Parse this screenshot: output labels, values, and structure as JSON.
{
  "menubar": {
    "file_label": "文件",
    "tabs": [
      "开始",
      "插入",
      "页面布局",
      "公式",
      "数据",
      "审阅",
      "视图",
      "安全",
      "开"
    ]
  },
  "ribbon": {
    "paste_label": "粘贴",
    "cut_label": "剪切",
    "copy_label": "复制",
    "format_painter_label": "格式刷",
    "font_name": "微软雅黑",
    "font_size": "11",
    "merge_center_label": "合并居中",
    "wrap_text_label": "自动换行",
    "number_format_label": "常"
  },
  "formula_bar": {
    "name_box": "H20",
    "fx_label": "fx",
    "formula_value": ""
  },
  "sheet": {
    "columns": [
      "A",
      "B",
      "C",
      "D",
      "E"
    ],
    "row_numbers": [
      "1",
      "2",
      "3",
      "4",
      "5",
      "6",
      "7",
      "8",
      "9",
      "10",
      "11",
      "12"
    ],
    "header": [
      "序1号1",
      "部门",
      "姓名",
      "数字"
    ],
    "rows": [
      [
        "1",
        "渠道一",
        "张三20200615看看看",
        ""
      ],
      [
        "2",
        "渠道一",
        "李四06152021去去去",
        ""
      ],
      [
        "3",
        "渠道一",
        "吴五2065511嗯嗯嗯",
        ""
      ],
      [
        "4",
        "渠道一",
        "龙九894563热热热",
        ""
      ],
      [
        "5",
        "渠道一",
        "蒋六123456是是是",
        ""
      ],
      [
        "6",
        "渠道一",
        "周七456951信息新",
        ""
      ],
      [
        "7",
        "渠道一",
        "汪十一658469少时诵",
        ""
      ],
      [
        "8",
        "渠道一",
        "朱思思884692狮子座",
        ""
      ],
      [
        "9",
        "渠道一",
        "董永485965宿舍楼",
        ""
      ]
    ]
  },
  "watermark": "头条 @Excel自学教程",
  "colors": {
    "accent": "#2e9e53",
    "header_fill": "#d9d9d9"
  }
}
-=-=-
Above are some records; repeat all of them exactly.

Exercise result >>
Parse this screenshot: output labels, values, and structure as JSON.
{
  "menubar": {
    "file_label": "文件",
    "tabs": [
      "开始",
      "插入",
      "页面布局",
      "公式",
      "数据",
      "审阅",
      "视图",
      "安全",
      "开"
    ]
  },
  "ribbon": {
    "paste_label": "粘贴",
    "cut_label": "剪切",
    "copy_label": "复制",
    "format_painter_label": "格式刷",
    "font_name": "微软雅黑",
    "font_size": "11",
    "merge_center_label": "合并居中",
    "wrap_text_label": "自动换行",
    "number_format_label": "常"
  },
  "formula_bar": {
    "name_box": "H20",
    "fx_label": "fx",
    "formula_value": ""
  },
  "sheet": {
    "columns": [
      "A",
      "B",
      "C",
      "D",
      "E"
    ],
    "row_numbers": [
      "1",
      "2",
      "3",
      "4",
      "5",
      "6",
      "7",
      "8",
      "9",
      "10",
      "11",
      "12"
    ],
    "header": [
      "序1号1",
      "部门",
      "姓名",
      "数字"
    ],
    "rows": [
      [
        "1",
        "渠道一",
        "张三20200615看看看",
        ""
      ],
      [
        "2",
        "渠道一",
        "李四06152021去去去",
        ""
      ],
      [
        "3",
        "渠道一",
        "吴五2065511嗯嗯嗯",
        ""
      ],
      [
        "4",
        "渠道一",
        "龙九894563热热热",
        ""
      ],
      [
        "5",
        "渠道一",
        "蒋六123456是是是",
        ""
      ],
      [
        "6",
        "渠道一",
        "周七456951信息新",
        ""
      ],
      [
        "7",
        "渠道一",
        "汪十一658469少时诵",
        ""
      ],
      [
        "8",
        "渠道一",
        "朱思思884692狮子座",
        ""
      ],
      [
        "9",
        "渠道一",
        "董永485965宿舍楼",
        ""
      ]
    ]
  },
  "watermark": "头条 @Excel自学教程",
  "colors": {
    "accent": "#2e9e53",
    "header_fill": "#d9d9d9"
  }
}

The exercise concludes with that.